TASK PROMPT:
Your task is to repeat the entries word for word while leaving out the pictures.

DATA RECORDS:

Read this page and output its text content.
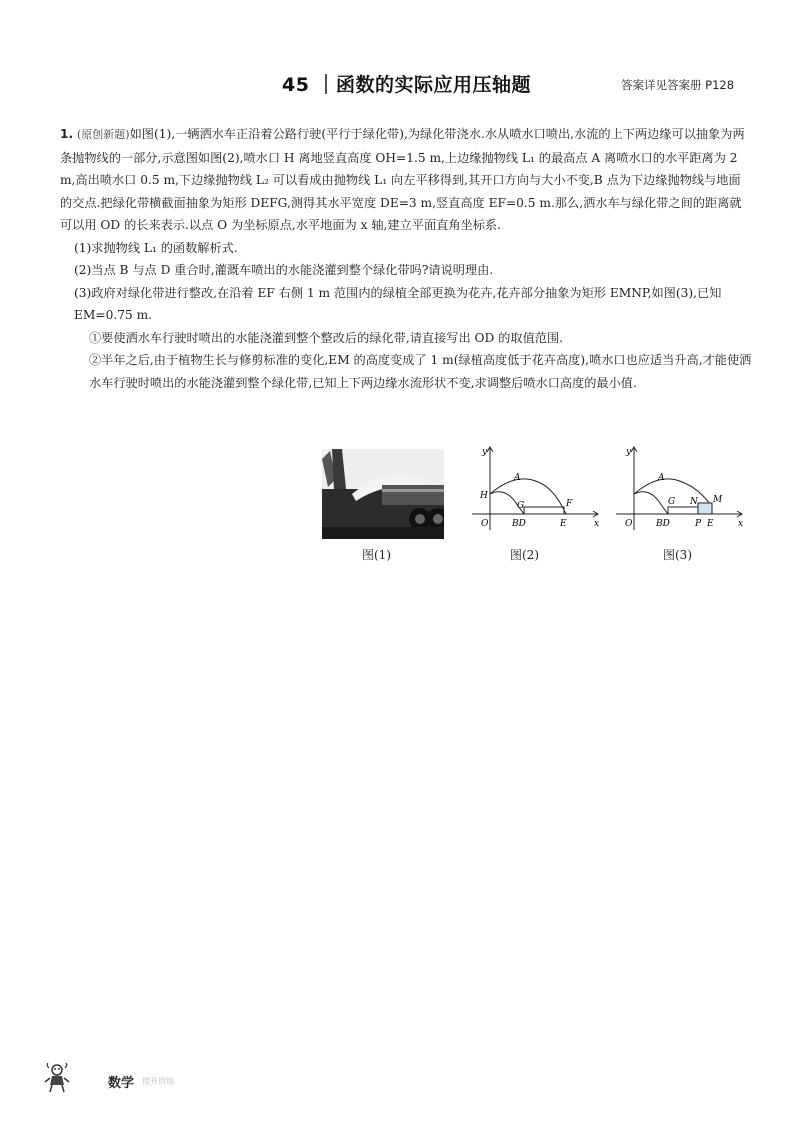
45 ｜函数的实际应用压轴题	答案详见答案册 P128

1. (原创新题)如图(1),一辆洒水车正沿着公路行驶(平行于绿化带),为绿化带浇水.水从喷水口喷出,水流的上下两边缘可以抽象为两条抛物线的一部分,示意图如图(2),喷水口 H 离地竖直高度 OH=1.5 m,上边缘抛物线 L₁ 的最高点 A 离喷水口的水平距离为 2 m,高出喷水口 0.5 m,下边缘抛物线 L₂ 可以看成由抛物线 L₁ 向左平移得到,其开口方向与大小不变,B 点为下边缘抛物线与地面的交点.把绿化带横截面抽象为矩形 DEFG,测得其水平宽度 DE=3 m,竖直高度 EF=0.5 m.那么,洒水车与绿化带之间的距离就可以用 OD 的长来表示.以点 O 为坐标原点,水平地面为 x 轴,建立平面直角坐标系.

(1)求抛物线 L₁ 的函数解析式.

(2)当点 B 与点 D 重合时,灌溉车喷出的水能浇灌到整个绿化带吗?请说明理由.

(3)政府对绿化带进行整改,在沿着 EF 右侧 1 m 范围内的绿植全部更换为花卉,花卉部分抽象为矩形 EMNP,如图(3),已知 EM=0.75 m.

①要使洒水车行驶时喷出的水能浇灌到整个整改后的绿化带,请直接写出 OD 的取值范围.

②半年之后,由于植物生长与修剪标准的变化,EM 的高度变成了 1 m(绿植高度低于花卉高度),喷水口也应适当升高,才能使洒水车行驶时喷出的水能浇灌到整个绿化带,已知上下两边缘水流形状不变,求调整后喷水口高度的最小值.

图(1)
y
x
O
H
A
G	F
BD	E
图(2)
y
x
O
A
G N M
BD	P E
图(3)
数学 提升训练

SOLUTION TO THIS PROBLEM:
Read this page and output its text content.
45 ｜函数的实际应用压轴题	答案详见答案册 P128

1. (原创新题)如图(1),一辆洒水车正沿着公路行驶(平行于绿化带),为绿化带浇水.水从喷水口喷出,水流的上下两边缘可以抽象为两条抛物线的一部分,示意图如图(2),喷水口 H 离地竖直高度 OH=1.5 m,上边缘抛物线 L₁ 的最高点 A 离喷水口的水平距离为 2 m,高出喷水口 0.5 m,下边缘抛物线 L₂ 可以看成由抛物线 L₁ 向左平移得到,其开口方向与大小不变,B 点为下边缘抛物线与地面的交点.把绿化带横截面抽象为矩形 DEFG,测得其水平宽度 DE=3 m,竖直高度 EF=0.5 m.那么,洒水车与绿化带之间的距离就可以用 OD 的长来表示.以点 O 为坐标原点,水平地面为 x 轴,建立平面直角坐标系.

(1)求抛物线 L₁ 的函数解析式.

(2)当点 B 与点 D 重合时,灌溉车喷出的水能浇灌到整个绿化带吗?请说明理由.

(3)政府对绿化带进行整改,在沿着 EF 右侧 1 m 范围内的绿植全部更换为花卉,花卉部分抽象为矩形 EMNP,如图(3),已知 EM=0.75 m.

①要使洒水车行驶时喷出的水能浇灌到整个整改后的绿化带,请直接写出 OD 的取值范围.

②半年之后,由于植物生长与修剪标准的变化,EM 的高度变成了 1 m(绿植高度低于花卉高度),喷水口也应适当升高,才能使洒水车行驶时喷出的水能浇灌到整个绿化带,已知上下两边缘水流形状不变,求调整后喷水口高度的最小值.

图(1)
y
x
O
H
A
G	F
BD	E
图(2)
y
x
O
A
G N M
BD	P E
图(3)
数学 提升训练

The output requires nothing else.